**Aim:** Copy the lines below word for word, starting at the line containing "What elements are" and ending at the line containing "- Text: Q2 2022: Q2 2022: [302, 70, 356, 83]".
━━━━━ Data in this exercise ━━━━━
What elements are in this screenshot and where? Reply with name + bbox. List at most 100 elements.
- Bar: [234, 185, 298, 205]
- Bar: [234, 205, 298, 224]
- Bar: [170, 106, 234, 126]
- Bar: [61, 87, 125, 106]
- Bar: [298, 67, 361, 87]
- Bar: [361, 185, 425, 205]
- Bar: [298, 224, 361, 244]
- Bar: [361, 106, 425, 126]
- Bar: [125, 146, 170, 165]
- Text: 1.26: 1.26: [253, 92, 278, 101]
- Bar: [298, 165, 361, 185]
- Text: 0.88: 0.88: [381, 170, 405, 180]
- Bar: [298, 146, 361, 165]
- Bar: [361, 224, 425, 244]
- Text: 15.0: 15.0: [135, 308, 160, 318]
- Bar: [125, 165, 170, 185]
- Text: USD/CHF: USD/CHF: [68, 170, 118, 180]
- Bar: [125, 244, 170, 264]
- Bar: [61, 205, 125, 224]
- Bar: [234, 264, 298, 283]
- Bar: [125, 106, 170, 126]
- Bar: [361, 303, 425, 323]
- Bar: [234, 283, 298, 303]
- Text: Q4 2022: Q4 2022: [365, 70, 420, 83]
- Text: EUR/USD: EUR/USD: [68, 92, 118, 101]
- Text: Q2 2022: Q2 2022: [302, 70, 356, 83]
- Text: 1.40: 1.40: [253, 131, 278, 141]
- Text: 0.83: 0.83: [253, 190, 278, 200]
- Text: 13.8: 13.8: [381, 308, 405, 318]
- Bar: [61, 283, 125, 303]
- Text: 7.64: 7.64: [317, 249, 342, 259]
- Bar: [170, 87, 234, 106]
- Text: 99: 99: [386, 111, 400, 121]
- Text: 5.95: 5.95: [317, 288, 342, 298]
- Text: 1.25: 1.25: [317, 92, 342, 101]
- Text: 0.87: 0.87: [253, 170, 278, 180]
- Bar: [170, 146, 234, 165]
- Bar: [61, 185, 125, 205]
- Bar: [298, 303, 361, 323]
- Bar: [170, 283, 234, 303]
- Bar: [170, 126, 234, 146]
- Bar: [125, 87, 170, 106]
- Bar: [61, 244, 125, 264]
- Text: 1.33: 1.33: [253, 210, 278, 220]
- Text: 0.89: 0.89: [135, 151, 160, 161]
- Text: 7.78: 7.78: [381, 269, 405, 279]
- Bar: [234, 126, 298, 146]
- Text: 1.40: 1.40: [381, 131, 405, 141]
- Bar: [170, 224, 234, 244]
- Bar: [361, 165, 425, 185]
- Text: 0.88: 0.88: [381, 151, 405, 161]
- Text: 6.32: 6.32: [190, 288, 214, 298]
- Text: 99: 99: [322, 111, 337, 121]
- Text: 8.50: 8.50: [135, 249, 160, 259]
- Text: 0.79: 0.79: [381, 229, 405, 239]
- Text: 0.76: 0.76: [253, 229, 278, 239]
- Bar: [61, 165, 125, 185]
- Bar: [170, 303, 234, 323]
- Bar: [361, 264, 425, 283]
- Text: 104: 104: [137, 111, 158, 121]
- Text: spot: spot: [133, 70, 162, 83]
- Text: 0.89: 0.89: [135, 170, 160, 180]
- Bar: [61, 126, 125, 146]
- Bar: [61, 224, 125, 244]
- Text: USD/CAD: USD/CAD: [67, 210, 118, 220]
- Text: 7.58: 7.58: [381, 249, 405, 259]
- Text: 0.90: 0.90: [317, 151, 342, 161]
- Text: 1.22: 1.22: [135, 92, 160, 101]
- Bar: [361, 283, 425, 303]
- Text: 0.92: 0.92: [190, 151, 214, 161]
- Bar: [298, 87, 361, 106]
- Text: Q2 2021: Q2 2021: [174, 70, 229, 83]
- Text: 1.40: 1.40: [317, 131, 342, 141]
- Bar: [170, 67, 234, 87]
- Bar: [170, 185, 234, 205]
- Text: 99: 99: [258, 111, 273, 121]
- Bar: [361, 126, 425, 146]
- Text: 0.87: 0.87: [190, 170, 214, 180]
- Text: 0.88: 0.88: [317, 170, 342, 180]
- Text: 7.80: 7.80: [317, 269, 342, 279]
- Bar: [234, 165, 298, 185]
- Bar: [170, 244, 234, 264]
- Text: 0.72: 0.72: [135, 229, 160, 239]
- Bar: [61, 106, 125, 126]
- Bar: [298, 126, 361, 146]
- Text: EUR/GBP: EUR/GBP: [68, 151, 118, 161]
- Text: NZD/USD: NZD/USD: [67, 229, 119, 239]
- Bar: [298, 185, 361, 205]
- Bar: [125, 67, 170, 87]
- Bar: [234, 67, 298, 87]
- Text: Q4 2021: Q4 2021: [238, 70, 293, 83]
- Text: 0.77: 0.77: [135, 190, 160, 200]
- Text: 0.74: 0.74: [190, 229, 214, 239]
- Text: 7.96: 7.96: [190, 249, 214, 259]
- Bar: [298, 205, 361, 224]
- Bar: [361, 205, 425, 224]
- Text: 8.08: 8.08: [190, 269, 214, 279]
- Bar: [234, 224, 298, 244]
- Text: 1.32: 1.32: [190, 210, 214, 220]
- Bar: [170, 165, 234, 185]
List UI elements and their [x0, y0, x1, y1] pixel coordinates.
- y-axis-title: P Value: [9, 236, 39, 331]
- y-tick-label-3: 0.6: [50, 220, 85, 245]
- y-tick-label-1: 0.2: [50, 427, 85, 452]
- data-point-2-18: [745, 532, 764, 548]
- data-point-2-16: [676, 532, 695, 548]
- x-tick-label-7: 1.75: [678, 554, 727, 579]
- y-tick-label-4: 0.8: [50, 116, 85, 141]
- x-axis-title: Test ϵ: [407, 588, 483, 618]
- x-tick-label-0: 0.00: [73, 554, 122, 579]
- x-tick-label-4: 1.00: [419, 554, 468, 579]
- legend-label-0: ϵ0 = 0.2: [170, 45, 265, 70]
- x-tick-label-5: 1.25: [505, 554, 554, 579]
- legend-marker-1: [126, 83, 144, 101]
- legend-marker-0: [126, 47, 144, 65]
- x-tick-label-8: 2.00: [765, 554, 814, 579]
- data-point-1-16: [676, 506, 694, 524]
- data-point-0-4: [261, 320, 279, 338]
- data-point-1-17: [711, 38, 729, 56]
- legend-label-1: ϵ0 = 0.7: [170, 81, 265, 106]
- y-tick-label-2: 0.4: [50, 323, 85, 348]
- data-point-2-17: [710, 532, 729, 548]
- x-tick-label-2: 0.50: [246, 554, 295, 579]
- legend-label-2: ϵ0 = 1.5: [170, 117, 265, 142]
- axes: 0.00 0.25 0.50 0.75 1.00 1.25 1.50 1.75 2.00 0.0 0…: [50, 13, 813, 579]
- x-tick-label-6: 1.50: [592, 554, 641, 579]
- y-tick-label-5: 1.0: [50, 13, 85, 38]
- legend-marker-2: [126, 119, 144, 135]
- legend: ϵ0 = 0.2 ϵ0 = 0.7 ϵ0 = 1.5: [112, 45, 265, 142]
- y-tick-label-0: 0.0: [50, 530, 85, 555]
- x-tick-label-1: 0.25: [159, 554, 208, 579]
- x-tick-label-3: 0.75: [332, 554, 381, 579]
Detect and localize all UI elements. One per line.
━━━━━
━━━━━ Data in this exercise ━━━━━
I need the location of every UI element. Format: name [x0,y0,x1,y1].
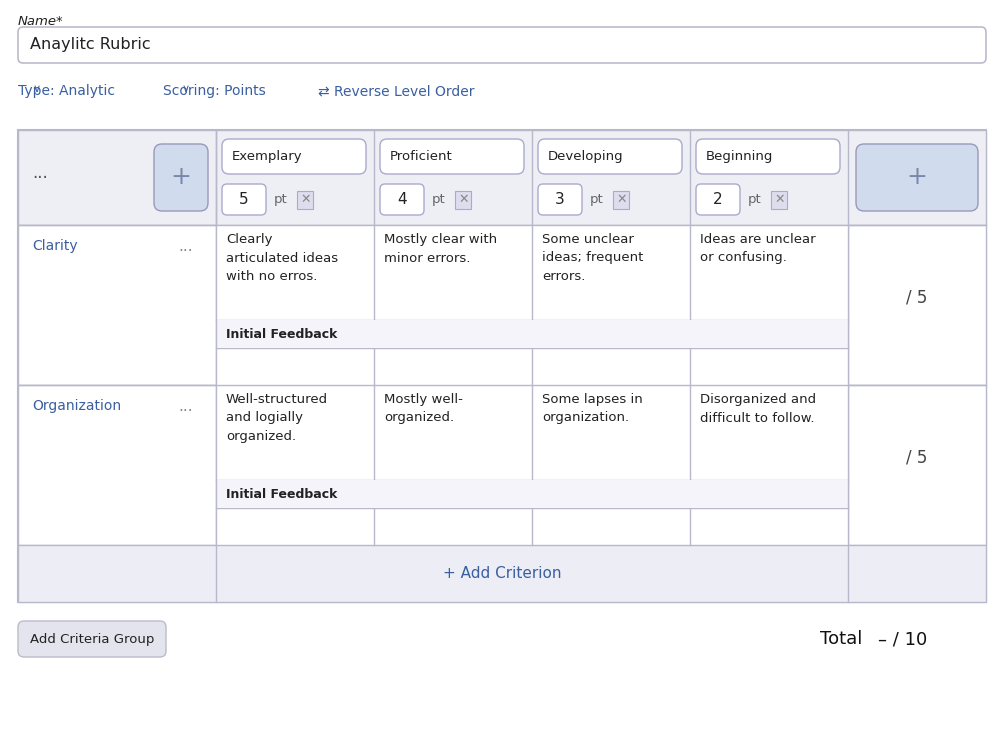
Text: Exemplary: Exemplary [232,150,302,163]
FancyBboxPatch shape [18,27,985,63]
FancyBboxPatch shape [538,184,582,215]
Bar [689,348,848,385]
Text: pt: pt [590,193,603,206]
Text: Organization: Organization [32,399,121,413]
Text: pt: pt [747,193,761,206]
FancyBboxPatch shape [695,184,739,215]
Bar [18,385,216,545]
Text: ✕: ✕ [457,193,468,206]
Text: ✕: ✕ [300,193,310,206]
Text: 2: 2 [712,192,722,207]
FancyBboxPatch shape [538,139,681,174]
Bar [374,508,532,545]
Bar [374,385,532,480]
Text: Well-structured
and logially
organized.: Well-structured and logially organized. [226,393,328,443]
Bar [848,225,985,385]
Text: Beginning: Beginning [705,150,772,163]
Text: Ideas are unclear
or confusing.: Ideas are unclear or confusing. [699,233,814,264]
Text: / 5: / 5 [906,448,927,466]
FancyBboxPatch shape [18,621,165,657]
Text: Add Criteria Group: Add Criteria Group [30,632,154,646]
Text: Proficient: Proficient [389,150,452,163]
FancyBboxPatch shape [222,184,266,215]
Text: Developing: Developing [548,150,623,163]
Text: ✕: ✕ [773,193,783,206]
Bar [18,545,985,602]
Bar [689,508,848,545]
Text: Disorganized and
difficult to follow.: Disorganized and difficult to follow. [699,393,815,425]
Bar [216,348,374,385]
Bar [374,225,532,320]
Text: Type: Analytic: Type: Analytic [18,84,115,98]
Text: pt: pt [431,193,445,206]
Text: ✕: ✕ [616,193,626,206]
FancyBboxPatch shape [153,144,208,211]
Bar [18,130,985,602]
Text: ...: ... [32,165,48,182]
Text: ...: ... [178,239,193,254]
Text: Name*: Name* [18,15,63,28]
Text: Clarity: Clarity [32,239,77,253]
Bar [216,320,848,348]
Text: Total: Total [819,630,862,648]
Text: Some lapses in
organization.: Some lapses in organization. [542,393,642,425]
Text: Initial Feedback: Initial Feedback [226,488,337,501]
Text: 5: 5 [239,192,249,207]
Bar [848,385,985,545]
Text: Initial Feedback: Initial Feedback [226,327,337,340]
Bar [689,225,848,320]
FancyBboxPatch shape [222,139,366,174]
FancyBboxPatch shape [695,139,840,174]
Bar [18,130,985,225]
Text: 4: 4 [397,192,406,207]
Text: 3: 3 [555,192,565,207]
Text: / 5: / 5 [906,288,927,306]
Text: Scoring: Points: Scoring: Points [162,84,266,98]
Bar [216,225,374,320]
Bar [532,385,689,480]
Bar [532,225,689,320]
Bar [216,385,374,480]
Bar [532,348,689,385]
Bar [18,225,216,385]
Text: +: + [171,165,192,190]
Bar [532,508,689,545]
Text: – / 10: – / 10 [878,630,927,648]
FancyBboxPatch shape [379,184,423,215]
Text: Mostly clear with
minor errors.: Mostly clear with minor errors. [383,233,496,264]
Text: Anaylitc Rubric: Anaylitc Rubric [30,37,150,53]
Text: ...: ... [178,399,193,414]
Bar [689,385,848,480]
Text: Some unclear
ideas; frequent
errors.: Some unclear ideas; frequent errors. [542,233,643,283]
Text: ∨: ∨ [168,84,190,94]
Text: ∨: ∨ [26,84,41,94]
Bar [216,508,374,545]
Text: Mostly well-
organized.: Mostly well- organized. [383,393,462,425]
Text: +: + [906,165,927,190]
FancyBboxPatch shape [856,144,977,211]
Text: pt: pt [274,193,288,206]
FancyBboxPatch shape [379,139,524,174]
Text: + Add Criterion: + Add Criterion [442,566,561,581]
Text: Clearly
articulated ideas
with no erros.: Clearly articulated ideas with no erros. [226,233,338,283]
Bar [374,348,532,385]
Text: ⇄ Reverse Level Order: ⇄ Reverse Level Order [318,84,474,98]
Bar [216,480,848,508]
━━━━━
**Expected output:**
What elements are in this screenshot and where? Reply with name + bbox. List at most 100 elements.
- Bar: [234, 185, 298, 205]
- Bar: [234, 205, 298, 224]
- Bar: [170, 106, 234, 126]
- Bar: [61, 87, 125, 106]
- Bar: [298, 67, 361, 87]
- Bar: [361, 185, 425, 205]
- Bar: [298, 224, 361, 244]
- Bar: [361, 106, 425, 126]
- Bar: [125, 146, 170, 165]
- Text: 1.26: 1.26: [253, 92, 278, 101]
- Bar: [298, 165, 361, 185]
- Text: 0.88: 0.88: [381, 170, 405, 180]
- Bar: [298, 146, 361, 165]
- Bar: [361, 224, 425, 244]
- Text: 15.0: 15.0: [135, 308, 160, 318]
- Bar: [125, 165, 170, 185]
- Text: USD/CHF: USD/CHF: [68, 170, 118, 180]
- Bar: [125, 244, 170, 264]
- Bar: [61, 205, 125, 224]
- Bar: [234, 264, 298, 283]
- Bar: [125, 106, 170, 126]
- Bar: [361, 303, 425, 323]
- Bar: [234, 283, 298, 303]
- Text: Q4 2022: Q4 2022: [365, 70, 420, 83]
- Text: EUR/USD: EUR/USD: [68, 92, 118, 101]
- Text: Q2 2022: Q2 2022: [302, 70, 356, 83]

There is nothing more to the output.